---------- Data records

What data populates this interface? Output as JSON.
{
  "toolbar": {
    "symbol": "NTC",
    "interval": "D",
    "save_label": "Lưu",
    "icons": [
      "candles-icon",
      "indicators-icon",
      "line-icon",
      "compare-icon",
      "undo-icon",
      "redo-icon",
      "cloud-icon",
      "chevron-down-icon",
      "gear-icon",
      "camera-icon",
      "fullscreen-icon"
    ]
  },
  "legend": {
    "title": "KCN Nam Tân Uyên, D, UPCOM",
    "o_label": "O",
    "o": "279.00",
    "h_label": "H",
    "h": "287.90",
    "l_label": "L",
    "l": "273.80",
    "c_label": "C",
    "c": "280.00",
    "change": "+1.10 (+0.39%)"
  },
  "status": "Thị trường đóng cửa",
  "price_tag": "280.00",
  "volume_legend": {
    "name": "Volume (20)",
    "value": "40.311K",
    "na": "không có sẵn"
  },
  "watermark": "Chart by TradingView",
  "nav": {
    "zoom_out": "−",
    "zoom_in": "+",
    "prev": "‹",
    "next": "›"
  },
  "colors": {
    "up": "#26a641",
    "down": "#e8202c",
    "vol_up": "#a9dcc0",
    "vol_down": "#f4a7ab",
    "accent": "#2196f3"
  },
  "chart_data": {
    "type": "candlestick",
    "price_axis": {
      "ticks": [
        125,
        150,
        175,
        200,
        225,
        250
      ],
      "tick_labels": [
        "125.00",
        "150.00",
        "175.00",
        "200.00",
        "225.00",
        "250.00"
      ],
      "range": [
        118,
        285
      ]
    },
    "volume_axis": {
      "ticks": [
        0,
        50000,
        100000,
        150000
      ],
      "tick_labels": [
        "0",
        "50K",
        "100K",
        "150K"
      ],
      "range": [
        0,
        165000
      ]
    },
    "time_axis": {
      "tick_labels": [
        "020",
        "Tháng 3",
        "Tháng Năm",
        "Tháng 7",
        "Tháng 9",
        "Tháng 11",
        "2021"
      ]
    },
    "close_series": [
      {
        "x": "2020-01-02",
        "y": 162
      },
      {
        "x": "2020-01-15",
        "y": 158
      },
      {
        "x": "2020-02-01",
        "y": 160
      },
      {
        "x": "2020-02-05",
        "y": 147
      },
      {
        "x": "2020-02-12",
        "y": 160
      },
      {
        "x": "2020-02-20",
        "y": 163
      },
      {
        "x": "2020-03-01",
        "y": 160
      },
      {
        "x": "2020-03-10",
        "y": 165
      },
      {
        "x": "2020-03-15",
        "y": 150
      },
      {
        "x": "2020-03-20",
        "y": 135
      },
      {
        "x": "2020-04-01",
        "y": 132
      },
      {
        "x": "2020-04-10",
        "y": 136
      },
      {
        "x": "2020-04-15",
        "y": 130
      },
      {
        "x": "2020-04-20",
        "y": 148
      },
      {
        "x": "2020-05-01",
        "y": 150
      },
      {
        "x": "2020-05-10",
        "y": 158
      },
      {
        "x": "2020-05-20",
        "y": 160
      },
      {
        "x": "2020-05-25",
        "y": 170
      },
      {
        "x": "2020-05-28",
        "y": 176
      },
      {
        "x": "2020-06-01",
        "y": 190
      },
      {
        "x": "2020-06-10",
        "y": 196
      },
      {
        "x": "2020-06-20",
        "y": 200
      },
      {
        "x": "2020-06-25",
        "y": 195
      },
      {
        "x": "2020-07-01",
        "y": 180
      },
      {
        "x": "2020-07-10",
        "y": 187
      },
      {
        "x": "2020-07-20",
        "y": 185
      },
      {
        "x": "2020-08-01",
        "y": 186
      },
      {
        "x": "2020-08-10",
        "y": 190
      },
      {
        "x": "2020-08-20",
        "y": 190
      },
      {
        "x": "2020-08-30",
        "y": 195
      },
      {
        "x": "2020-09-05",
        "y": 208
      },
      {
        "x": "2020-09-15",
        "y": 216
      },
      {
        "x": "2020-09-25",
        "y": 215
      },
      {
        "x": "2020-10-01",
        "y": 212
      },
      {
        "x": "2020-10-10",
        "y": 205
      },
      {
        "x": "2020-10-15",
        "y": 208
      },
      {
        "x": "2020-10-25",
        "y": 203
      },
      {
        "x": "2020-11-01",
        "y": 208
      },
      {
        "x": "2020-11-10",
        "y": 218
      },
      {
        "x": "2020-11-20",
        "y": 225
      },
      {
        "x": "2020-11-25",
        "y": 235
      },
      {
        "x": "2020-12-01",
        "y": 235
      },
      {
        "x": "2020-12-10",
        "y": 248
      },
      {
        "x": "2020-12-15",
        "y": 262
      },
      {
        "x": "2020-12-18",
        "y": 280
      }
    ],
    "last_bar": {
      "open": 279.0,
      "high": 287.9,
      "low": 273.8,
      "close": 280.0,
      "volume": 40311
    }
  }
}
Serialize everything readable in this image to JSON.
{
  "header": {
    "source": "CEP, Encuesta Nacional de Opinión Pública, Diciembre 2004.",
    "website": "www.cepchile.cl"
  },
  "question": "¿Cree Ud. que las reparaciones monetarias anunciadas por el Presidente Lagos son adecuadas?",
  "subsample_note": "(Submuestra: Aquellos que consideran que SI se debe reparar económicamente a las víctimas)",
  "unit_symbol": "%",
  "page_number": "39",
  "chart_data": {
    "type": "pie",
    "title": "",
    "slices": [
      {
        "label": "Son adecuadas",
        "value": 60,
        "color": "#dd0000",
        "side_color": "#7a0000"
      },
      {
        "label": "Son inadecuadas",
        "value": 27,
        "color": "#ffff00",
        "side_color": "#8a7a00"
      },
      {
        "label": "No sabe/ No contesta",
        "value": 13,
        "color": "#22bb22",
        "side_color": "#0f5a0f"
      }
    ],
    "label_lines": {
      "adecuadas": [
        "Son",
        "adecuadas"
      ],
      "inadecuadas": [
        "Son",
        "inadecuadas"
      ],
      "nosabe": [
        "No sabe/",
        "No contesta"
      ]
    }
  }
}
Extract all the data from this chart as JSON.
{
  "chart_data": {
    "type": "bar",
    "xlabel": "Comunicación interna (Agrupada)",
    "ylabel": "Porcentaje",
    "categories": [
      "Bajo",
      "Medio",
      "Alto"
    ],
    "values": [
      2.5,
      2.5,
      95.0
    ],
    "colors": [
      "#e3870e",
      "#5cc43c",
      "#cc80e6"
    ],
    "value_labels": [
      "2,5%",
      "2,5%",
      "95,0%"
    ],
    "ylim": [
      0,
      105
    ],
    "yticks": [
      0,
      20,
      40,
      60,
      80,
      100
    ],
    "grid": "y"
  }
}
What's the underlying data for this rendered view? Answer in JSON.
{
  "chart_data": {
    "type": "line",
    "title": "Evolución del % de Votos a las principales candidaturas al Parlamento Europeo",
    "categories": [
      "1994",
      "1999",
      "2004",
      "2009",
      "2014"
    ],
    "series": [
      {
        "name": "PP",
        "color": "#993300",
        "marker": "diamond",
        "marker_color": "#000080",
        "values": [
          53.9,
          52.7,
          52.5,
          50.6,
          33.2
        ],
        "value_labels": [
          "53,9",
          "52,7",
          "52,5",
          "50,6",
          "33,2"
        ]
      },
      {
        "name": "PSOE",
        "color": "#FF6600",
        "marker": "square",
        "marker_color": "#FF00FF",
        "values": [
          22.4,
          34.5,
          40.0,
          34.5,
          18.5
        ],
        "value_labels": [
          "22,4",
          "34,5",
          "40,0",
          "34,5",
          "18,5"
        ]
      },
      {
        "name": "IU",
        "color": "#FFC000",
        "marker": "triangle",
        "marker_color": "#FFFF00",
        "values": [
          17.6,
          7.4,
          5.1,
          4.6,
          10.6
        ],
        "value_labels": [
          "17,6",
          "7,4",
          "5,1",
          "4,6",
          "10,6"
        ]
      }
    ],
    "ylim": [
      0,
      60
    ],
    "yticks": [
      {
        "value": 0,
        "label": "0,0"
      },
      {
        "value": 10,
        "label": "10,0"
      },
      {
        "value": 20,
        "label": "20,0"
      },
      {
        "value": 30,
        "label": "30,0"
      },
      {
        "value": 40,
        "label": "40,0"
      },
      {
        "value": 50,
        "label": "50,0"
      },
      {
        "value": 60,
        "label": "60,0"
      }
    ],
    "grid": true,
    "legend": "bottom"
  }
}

--------------------

Description of the task:
Show every line where the string "inadecuadas" appears.

Solution to the problem:
        "label": "Son inadecuadas",
      "inadecuadas": [
        "inadecuadas"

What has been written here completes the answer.